Rows from a figure dataset:
-*-
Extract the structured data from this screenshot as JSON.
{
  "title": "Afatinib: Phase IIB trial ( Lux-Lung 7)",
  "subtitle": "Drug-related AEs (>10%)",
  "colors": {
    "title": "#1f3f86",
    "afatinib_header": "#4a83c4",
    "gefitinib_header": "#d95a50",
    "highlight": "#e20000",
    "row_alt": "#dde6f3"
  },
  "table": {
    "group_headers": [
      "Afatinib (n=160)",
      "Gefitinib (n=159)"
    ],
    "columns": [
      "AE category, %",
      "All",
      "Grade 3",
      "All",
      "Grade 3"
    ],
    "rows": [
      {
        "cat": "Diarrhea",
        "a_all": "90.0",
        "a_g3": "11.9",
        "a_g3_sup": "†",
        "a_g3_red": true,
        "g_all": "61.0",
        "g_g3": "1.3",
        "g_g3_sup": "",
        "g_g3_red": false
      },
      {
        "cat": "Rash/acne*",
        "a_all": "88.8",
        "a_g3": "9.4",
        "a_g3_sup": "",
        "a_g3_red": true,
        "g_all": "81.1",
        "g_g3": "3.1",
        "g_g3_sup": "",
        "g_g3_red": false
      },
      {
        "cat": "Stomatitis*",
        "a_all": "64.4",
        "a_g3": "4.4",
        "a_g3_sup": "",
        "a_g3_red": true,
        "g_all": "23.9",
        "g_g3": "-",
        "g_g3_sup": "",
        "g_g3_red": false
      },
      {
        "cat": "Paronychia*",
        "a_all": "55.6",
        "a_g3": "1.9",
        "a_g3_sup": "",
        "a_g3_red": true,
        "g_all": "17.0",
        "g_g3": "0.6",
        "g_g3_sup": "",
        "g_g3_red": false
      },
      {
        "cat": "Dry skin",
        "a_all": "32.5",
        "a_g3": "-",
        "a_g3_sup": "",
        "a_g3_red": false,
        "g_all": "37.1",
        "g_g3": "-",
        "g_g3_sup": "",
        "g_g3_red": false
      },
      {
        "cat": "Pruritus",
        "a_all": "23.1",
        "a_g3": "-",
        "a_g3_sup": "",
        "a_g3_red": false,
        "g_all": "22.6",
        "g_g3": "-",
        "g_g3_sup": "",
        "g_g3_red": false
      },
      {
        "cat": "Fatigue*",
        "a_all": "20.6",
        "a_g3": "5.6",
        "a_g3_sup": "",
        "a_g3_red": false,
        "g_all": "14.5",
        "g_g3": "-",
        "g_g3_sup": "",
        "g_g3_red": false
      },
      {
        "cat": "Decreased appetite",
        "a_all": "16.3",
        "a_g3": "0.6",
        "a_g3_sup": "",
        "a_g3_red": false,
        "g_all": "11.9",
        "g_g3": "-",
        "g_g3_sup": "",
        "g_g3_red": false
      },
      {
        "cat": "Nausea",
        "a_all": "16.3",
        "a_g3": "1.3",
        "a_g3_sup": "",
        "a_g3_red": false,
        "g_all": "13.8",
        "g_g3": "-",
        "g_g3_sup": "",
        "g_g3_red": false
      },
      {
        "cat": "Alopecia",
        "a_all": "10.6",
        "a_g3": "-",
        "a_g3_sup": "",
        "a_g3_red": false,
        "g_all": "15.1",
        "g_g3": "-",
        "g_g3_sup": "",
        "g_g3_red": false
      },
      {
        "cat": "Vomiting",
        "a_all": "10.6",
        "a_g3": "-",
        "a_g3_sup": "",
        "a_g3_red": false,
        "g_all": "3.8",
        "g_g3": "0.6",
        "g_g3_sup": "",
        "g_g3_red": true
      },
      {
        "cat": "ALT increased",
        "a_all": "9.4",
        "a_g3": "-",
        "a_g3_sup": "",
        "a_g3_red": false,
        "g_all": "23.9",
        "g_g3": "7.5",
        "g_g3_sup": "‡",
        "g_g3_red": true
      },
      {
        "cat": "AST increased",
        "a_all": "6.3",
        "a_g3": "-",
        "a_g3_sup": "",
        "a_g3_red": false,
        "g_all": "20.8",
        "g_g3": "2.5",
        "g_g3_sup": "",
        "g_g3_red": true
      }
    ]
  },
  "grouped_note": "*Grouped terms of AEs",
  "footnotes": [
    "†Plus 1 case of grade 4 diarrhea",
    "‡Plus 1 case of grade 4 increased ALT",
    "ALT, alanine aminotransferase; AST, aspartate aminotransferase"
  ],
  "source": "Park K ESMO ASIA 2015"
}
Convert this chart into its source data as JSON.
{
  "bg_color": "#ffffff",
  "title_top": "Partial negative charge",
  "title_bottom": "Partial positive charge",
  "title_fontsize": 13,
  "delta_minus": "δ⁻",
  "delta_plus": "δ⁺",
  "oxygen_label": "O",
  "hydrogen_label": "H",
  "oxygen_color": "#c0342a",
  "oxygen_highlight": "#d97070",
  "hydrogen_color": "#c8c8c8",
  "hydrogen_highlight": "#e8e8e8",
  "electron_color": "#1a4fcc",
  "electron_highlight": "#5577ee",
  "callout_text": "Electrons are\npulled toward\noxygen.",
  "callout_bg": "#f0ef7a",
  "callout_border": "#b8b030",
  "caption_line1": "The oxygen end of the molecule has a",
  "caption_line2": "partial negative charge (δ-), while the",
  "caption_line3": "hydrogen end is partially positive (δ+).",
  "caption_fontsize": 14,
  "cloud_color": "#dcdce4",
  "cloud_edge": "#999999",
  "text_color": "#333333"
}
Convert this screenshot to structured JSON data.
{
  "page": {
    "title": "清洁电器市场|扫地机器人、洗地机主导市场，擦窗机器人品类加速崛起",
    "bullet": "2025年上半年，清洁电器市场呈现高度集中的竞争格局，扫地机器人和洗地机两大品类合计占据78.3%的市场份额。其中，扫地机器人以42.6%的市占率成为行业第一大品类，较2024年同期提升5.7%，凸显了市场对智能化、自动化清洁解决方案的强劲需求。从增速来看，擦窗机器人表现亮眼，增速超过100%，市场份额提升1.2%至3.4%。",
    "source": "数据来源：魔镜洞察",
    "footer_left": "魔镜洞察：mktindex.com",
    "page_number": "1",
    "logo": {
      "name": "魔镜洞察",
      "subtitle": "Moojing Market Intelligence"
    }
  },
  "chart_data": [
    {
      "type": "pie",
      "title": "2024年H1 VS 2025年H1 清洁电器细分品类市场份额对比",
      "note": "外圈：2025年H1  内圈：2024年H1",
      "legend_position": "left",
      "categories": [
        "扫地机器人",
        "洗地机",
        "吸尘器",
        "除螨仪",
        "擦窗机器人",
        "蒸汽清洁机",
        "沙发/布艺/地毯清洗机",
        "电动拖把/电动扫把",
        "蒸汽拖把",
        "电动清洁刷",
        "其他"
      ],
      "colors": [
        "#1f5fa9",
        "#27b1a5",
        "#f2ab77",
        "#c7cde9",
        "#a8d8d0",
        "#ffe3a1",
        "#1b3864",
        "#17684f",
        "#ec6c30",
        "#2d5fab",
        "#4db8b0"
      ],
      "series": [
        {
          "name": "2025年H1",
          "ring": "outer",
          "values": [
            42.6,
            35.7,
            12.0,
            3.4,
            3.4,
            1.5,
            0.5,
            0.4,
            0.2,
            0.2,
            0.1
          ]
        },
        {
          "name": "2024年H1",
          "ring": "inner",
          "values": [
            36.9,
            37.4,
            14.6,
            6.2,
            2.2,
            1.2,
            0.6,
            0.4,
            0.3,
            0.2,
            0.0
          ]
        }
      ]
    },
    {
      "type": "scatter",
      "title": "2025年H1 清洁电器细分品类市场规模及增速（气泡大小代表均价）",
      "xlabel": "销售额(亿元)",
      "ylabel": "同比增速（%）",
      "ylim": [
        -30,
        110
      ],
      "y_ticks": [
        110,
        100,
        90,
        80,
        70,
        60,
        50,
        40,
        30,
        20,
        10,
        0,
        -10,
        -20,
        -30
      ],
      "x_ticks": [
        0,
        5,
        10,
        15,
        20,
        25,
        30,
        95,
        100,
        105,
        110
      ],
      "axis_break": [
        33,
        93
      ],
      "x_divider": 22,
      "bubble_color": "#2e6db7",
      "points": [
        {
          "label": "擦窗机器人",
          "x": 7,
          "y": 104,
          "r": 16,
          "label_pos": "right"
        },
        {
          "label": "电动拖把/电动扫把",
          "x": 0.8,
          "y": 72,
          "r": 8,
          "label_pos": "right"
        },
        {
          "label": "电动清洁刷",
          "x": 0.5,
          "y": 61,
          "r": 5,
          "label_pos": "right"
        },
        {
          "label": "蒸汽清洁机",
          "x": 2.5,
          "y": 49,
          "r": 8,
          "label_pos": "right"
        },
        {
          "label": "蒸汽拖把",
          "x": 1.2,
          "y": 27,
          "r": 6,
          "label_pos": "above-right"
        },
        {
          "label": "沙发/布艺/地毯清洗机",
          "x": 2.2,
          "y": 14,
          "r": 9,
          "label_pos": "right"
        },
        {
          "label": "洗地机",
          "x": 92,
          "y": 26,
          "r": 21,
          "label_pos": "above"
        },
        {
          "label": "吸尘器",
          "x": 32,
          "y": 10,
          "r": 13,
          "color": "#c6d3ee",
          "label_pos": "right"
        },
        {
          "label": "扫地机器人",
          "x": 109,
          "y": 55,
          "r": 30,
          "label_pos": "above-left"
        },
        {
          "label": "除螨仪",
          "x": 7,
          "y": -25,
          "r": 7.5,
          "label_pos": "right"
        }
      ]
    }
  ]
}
-*-
Task requirements: Return each line of the listing that holds the string "increased".

Worked solution:
        "cat": "ALT increased",
        "cat": "AST increased",
    "‡Plus 1 case of grade 4 increased ALT",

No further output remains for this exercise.